Trascriva fedelmente il passo del testo sulla futura squadra di governo di Meloni che comincia con "Perciò, dacché si" e prosegue fino a "limiti della rissosità).".

* [TESTO IN ESAME]
┏━━

Sono passati dieci giorni dalle elezioni e già parla come Calenda: “Si parte dalla competenza e se quella migliore dovesse essere trovata al di fuori degli eletti, a partire da FdI, questo non sarà certo un limite”. Ma come, l’unica oppositrice al governo dei Migliori, che non vedeva l’ora di andare a elezioni per “restituire la parola al popolo”, deve rivolgersi ai tecnici perché non ha nessuno di competente dentro al suo partito e tra gli alleati?

La classe dirigente che Meloni porta in dote, oltre a sé stessa (diplomata, ex capo di un ministero simbolico senza portafoglio, un ghiribizzo di Berlusconi) e a suo cognato Lollobrigida, di cui si sa solo che è di Tivoli e che vuole cambiare la Costituzione, non è in effetti di gran prestigio. C’è La Russa, co-fondatore di FdI, in Parlamento dal 1992, per il quale “siamo tutti eredi del Duce”; Rampelli, ex Fronte della Gioventù, deputato dal 2005; Santanché, ex berlusconiana contundente, proprietaria con Briatore del Twiga, lo stabilimento balneare dei vip, e per ciò probabile ministro del Turismo; l’altro co-fondatore Crosetto, che si è dimesso dalla politica e fa il lobbista di armi, solo per caso uno dei più solerti nel perorare in Tv e sui social la causa dell’invio di armi all’Ucraina e all’Arabia Saudita.

C’è poi la riserva di personalità da attingere da Forza Italia: Licia Ronzulli (forse alla Sanità: gli eredi di Rita Levi Montalcini erano indisponibili), Gasparri, Marta Fascina… Purtroppo inutilizzabili i ministri del governo dei Migliori: Brunetta, auto-eliso, e Gelmini e Carfagna, rapite dal carisma di Calenda, perdenti nei collegi uninominali, perciò presto in Parlamento grazie al Rosatellum. Quanto ai leghisti, come si muove, sbaglia: sceglierà di collocare il bollito Salvini o l’ala draghiana? (In psichiatria si chiama “dilemma del prigioniero”).

Perciò, dacché si è accorta di essere finita in qualcosa di spaventosamente più grande di lei e del suo partito cresciuto solo grazie alla cannibalizzazione del cadavere di Salvini, non le resta che dare la colpa a Draghi. L’agnizione dei media padronali è clamorosa: “Meloni attacca Draghi: ‘In ritardo sul Pnrr’” (Repubblica). Naturalmente loro stanno con Draghi, che è “infuriato”, “arrabbiato”, “incredulo” (lo hanno sempre dipinto come compassato, freddo, persino “atermico e neoclassico” – Il Foglio – mentre spesso è iroso, permaloso, vanitoso ai limiti della rissosità).

┗━━

* [DATI FORNITI]

┏━━

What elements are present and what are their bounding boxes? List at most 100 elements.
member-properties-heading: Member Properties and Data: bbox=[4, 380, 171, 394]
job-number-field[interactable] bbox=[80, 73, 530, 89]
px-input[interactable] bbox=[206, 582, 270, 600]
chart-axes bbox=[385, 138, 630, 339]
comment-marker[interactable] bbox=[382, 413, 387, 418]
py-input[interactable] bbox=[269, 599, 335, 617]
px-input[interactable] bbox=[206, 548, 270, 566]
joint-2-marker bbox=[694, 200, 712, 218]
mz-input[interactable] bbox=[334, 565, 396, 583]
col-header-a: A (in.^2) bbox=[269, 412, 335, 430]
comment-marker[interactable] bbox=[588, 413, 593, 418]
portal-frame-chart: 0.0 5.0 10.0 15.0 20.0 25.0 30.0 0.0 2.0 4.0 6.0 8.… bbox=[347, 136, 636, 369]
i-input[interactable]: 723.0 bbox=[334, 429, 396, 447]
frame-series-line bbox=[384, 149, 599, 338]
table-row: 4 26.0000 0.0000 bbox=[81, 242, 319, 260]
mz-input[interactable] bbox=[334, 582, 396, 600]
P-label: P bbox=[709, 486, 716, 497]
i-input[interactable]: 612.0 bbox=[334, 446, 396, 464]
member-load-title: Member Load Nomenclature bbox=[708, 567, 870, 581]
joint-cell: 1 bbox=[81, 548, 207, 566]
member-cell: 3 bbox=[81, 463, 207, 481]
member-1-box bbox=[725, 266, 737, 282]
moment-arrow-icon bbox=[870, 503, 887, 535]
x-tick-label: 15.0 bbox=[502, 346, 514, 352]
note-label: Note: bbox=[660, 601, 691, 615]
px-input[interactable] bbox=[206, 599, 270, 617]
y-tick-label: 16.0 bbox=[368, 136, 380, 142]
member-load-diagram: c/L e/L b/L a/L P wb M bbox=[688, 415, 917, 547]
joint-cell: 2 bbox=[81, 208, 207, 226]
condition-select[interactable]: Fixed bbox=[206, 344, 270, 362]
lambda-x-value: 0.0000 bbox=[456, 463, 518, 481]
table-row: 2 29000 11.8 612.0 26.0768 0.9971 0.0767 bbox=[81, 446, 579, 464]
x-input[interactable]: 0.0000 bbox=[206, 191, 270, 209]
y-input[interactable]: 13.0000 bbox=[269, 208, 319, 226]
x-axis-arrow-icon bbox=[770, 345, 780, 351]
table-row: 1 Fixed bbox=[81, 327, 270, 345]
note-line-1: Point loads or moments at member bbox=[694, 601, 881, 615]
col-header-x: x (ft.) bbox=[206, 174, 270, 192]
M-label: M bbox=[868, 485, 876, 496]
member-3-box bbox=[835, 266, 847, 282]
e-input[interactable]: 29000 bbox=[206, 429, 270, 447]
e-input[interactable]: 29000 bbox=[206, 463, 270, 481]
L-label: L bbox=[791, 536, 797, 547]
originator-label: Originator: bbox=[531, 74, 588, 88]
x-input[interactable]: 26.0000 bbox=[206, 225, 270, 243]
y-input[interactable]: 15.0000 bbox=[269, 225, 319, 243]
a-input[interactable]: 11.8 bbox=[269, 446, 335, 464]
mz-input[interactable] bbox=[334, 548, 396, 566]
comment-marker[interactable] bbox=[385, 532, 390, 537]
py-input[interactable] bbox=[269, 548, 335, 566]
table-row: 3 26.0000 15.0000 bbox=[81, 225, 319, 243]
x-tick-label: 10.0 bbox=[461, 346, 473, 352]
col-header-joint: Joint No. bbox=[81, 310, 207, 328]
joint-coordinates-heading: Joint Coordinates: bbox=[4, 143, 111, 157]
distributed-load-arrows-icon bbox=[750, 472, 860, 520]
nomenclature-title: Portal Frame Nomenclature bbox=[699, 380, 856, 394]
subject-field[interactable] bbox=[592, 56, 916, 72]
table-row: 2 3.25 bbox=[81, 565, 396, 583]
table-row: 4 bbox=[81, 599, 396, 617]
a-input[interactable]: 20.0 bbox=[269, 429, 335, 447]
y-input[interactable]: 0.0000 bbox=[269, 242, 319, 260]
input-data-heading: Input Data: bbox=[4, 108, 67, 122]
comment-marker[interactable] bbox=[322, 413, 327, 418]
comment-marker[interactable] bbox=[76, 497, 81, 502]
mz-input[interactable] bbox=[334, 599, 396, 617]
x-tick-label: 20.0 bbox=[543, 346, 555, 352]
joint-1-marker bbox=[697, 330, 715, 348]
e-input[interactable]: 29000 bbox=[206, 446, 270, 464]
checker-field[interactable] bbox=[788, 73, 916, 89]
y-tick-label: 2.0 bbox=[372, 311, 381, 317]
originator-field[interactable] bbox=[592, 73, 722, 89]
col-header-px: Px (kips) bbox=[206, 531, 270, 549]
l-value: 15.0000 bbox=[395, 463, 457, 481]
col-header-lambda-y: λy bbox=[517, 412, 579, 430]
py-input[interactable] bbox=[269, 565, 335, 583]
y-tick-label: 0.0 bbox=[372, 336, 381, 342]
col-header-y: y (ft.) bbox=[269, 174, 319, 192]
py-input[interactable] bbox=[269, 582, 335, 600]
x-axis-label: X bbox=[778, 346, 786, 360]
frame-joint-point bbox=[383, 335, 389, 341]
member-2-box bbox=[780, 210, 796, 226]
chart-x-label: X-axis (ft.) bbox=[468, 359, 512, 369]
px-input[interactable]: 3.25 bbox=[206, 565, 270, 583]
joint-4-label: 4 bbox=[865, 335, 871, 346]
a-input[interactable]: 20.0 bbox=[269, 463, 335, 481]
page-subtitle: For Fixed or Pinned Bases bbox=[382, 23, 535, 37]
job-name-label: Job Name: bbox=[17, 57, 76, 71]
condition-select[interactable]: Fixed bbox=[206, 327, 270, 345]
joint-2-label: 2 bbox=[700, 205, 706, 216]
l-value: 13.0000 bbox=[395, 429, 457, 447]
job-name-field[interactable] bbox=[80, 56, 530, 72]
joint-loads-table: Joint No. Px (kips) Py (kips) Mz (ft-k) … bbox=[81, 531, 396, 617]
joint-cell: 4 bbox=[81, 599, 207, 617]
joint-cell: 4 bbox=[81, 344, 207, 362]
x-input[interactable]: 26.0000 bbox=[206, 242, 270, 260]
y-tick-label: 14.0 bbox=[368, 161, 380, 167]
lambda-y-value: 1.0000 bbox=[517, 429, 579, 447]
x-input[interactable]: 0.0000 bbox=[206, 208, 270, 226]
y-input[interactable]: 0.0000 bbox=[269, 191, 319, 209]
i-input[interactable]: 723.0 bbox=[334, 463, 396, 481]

┗━━

* [RISPOSTA SCRITTA]
Perciò, dacché si è accorta di essere finita in qualcosa di spaventosamente più grande di lei e del suo partito cresciuto solo grazie alla cannibalizzazione del cadavere di Salvini, non le resta che dare la colpa a Draghi. L’agnizione dei media padronali è clamorosa: “Meloni attacca Draghi: ‘In ritardo sul Pnrr’” (Repubblica). Naturalmente loro stanno con Draghi, che è “infuriato”, “arrabbiato”, “incredulo” (lo hanno sempre dipinto come compassato, freddo, persino “atermico e neoclassico” – Il Foglio – mentre spesso è iroso, permaloso, vanitoso ai limiti della rissosità).